» **Exercise prompt**: Output the entries word for word. Omit images.

» **Supplied information**:

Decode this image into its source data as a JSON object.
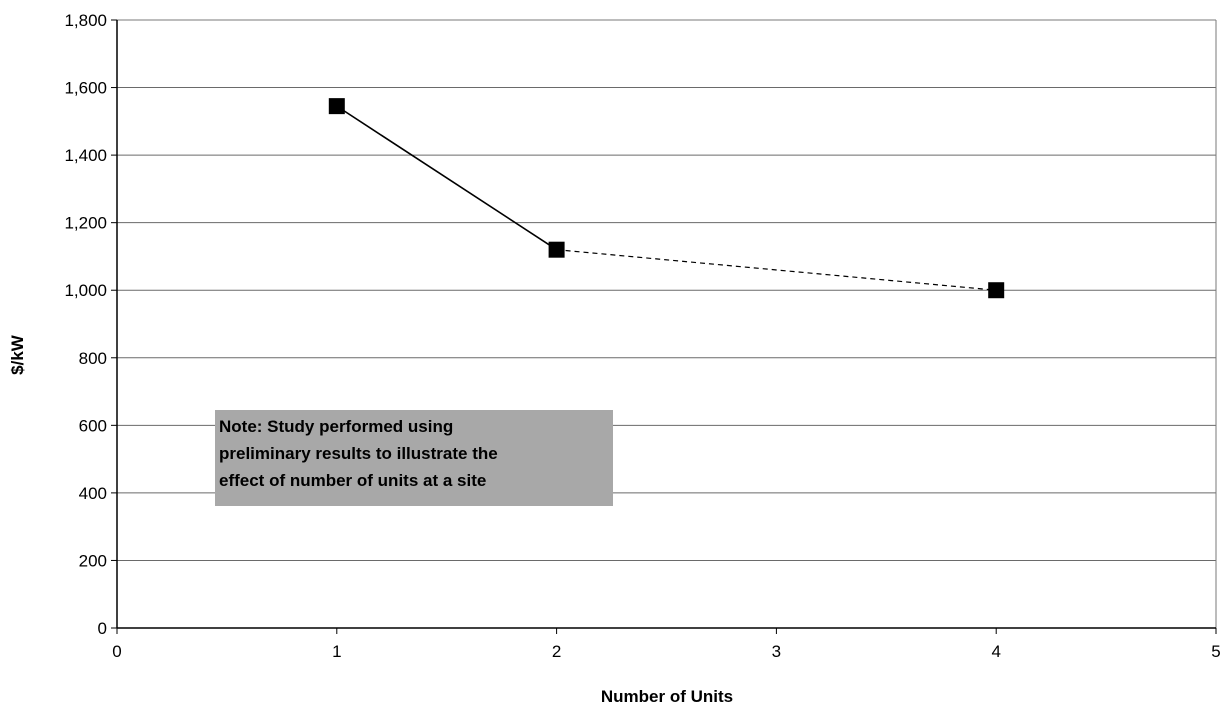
{
  "chart_data": {
    "type": "line",
    "title": "",
    "xlabel": "Number of Units",
    "ylabel": "$/kW",
    "xlim": [
      0,
      5
    ],
    "ylim": [
      0,
      1800
    ],
    "x_ticks": [
      0,
      1,
      2,
      3,
      4,
      5
    ],
    "y_ticks": [
      0,
      200,
      400,
      600,
      800,
      1000,
      1200,
      1400,
      1600,
      1800
    ],
    "y_tick_labels": [
      "0",
      "200",
      "400",
      "600",
      "800",
      "1,000",
      "1,200",
      "1,400",
      "1,600",
      "1,800"
    ],
    "grid": "horizontal",
    "legend": "none",
    "series": [
      {
        "points": [
          {
            "x": 1,
            "y": 1545
          },
          {
            "x": 2,
            "y": 1120
          },
          {
            "x": 4,
            "y": 1000
          }
        ],
        "segment_styles": [
          "solid",
          "dashed"
        ],
        "marker": "square",
        "color": "#000000"
      }
    ],
    "annotations": [
      {
        "lines": [
          "Note:  Study performed using",
          "preliminary results to illustrate the",
          "effect of number of units at a site"
        ],
        "background": "#a8a8a8"
      }
    ]
  }
}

» **Solution to the exercise**:
Decode this image into its source data as a JSON object.
{
  "chart_data": {
    "type": "line",
    "title": "",
    "xlabel": "Number of Units",
    "ylabel": "$/kW",
    "xlim": [
      0,
      5
    ],
    "ylim": [
      0,
      1800
    ],
    "x_ticks": [
      0,
      1,
      2,
      3,
      4,
      5
    ],
    "y_ticks": [
      0,
      200,
      400,
      600,
      800,
      1000,
      1200,
      1400,
      1600,
      1800
    ],
    "y_tick_labels": [
      "0",
      "200",
      "400",
      "600",
      "800",
      "1,000",
      "1,200",
      "1,400",
      "1,600",
      "1,800"
    ],
    "grid": "horizontal",
    "legend": "none",
    "series": [
      {
        "points": [
          {
            "x": 1,
            "y": 1545
          },
          {
            "x": 2,
            "y": 1120
          },
          {
            "x": 4,
            "y": 1000
          }
        ],
        "segment_styles": [
          "solid",
          "dashed"
        ],
        "marker": "square",
        "color": "#000000"
      }
    ],
    "annotations": [
      {
        "lines": [
          "Note:  Study performed using",
          "preliminary results to illustrate the",
          "effect of number of units at a site"
        ],
        "background": "#a8a8a8"
      }
    ]
  }
}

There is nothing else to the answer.